_WHAT IS ASKED_:
a – In the passage on Palestine's ruins, how does Dr. Olin explain why the labor once spent on the hills has made them more barren today?
b – Extend the passage on Palestine's ruins, picking up right after its last quotation from Deuteronomy.

It is a strange fact of history that a land so filled with ruins should be inhabited, or being inhabited, the ruins should not have been utilized or removed. Moses foresaw, and so stated the fact. The land flowing with milk and honey became desolate. Dr. Olin remarks: "The very labor which was expended on these sterile hills in former times has increased their present sterility. The natural vegetation has been swept away, and no human cultivation now occupies the terraces which once took the place of forests and pastures." Speaking of the district about Lake Huleh, Mark Twain said: "It is seven in the morning; and as we are in the country, the grass ought to be sparkling with dew, the flowers enriching the air with their fragrance, and the birds singing in the trees. But alas, there is no dew here, nor flowers, nor birds, nor trees. There is a plain and an unshaded lake, and beyond them some barren mountains."-"The New Pilgrim’s Progress," page 124.

Though ruined, desolate, bereft of her own people, Palestine was nevertheless to be preeminently a land of pilgrimages; for Moses said that attention should be called to the condition of the country by "the foreigner that shall come from a far land." Deuteronomy 29:22. There was to be no wealth to allure, no beauty to attract; still it was to be the land to which the stranger from afar should come. To-day fifty languages are spoken in Jerusalem alone, so numerous are the different peoples represented. ("Encyclopedia Britannica," eleventh edition, article "Palestine.")

"And Jehovah will scatter thee among all peoples, from the one end of the earth even unto the other end of the earth. . . . And among these nations, shalt thou find no ease, and there shall be no rest for the sole of thy foot. . . . And thy life shall hang in doubt before thee; and thou shalt fear night and day, and shalt have no assurance of thy life." Deuteronomy 28:64-66.

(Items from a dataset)
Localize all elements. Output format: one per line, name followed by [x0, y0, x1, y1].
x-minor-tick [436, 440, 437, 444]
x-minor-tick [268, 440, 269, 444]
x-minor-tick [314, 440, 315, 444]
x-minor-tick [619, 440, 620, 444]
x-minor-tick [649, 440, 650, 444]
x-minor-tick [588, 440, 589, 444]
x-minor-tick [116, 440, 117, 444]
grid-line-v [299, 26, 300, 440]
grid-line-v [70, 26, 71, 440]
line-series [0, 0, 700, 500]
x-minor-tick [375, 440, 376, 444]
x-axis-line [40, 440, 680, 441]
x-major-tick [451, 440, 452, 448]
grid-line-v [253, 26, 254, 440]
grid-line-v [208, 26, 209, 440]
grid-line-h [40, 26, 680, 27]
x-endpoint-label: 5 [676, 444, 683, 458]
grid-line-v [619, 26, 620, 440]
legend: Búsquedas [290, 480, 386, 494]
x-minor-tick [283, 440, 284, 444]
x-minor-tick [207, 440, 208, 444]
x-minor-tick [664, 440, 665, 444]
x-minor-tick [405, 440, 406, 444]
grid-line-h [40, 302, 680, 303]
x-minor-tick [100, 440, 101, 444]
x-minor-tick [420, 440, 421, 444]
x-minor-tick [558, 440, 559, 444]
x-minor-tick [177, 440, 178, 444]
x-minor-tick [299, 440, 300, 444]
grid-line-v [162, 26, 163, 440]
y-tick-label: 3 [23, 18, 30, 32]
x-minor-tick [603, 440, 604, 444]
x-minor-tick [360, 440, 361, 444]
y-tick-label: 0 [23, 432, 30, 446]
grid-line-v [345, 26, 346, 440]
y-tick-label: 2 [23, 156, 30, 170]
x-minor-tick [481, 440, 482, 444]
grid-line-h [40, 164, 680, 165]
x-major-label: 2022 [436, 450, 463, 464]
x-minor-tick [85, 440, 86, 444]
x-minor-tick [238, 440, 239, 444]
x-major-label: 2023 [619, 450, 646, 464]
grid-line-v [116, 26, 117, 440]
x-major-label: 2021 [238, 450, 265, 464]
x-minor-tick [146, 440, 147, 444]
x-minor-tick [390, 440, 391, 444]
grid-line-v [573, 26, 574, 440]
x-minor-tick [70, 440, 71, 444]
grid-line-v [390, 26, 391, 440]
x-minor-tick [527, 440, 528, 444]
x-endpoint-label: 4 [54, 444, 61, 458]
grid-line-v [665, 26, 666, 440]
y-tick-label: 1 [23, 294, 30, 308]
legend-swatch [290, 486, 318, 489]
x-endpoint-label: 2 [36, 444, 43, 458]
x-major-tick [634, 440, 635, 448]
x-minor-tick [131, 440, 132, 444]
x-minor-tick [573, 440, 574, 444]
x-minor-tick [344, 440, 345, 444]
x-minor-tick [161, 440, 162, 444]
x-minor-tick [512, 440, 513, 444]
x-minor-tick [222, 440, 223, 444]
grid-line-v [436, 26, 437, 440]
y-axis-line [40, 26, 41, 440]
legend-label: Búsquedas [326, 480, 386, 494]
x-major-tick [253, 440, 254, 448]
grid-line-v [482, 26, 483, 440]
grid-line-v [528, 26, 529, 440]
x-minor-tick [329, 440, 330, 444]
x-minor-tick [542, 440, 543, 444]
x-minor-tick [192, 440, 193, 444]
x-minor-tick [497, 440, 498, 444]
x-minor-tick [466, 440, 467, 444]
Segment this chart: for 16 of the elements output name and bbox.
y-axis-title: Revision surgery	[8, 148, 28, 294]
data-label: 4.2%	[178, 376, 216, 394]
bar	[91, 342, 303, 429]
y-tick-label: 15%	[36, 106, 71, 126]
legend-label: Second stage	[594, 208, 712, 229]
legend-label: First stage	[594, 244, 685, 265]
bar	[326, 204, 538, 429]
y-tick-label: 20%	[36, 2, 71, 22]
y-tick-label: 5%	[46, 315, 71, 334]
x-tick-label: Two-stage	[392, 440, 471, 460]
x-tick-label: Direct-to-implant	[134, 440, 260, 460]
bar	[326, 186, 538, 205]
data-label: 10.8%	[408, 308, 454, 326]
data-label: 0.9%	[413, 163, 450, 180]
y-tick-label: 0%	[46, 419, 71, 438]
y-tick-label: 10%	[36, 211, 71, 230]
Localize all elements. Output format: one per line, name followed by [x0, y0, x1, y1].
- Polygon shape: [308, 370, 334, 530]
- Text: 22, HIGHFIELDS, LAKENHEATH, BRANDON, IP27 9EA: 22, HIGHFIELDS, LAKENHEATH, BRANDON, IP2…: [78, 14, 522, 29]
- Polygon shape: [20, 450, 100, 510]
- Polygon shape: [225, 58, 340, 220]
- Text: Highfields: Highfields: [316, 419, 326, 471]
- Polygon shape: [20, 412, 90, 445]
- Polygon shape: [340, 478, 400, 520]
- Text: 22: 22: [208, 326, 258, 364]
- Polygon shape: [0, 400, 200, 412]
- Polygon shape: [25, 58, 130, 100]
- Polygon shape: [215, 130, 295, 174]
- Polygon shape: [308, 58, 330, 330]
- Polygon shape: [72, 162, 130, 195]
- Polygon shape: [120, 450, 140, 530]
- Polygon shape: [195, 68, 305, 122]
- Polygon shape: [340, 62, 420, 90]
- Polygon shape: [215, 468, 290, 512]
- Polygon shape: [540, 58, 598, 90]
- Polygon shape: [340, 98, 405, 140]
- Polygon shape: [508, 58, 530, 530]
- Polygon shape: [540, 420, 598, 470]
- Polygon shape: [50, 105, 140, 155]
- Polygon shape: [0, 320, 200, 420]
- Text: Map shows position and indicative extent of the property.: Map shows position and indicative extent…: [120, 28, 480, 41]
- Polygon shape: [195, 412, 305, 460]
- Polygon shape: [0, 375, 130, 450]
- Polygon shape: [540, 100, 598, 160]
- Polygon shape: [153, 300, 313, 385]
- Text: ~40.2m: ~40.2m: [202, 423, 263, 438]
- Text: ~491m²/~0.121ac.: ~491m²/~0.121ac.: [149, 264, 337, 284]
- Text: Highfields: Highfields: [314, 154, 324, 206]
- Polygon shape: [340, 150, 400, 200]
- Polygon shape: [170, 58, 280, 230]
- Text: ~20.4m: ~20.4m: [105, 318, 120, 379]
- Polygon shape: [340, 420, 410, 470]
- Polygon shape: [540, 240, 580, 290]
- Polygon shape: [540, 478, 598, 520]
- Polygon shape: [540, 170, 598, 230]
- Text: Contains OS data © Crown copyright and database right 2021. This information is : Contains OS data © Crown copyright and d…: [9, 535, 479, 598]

_TASK-BY-TASK ANSWERS_:
a – The natural vegetation was swept away. No one now farms the terraces that once replaced the forests and pastures.

b –
There is nothing in all history so pathetic and so terrible as the tale of the Jews. Two millions were killed or starved to death or sold into slavery worse than death in A. D. 70. Over half a million more were slaughtered by the Romans sixty years later. The history of the Jews has been but the record of the slaughter of a nation, extending over nineteen centuries. "No fanatic monk," says Milman, "set the populace in commotion, no public calamity took place, no atrocious or extravagant report was propagated, but it fell upon the heads of this unhappy caste. In Germany, the black plague raged in all its fury; and wild superstition charged the Jews, as elsewhere, with causing and aggravating the misery, and themselves enjoying a guilty comparative security amid the universal desolation. . . . The same dark stories were industriously propagated, readily believed, and ferociously avenged, of fountains poisoned, children crucified, the Host stolen and outraged. . . . Still, persecuted in one city, they fled to another, and thus spread over the whole of Germany, Brunswick, Austria, Franconia, the Rhine provinces, Silesia, Brandenburg, Bohemia, Lithuania, and Poland. Oppressed by the nobles, anathematized by the clergy, hated as rivals in trade by burghers in commercial cities, despised and abhorred by the populace, their existence is known by the chronicle, rarely of protective edicts, more often of their massacres."-"History of the Jews," volume 3, pages 222, 223.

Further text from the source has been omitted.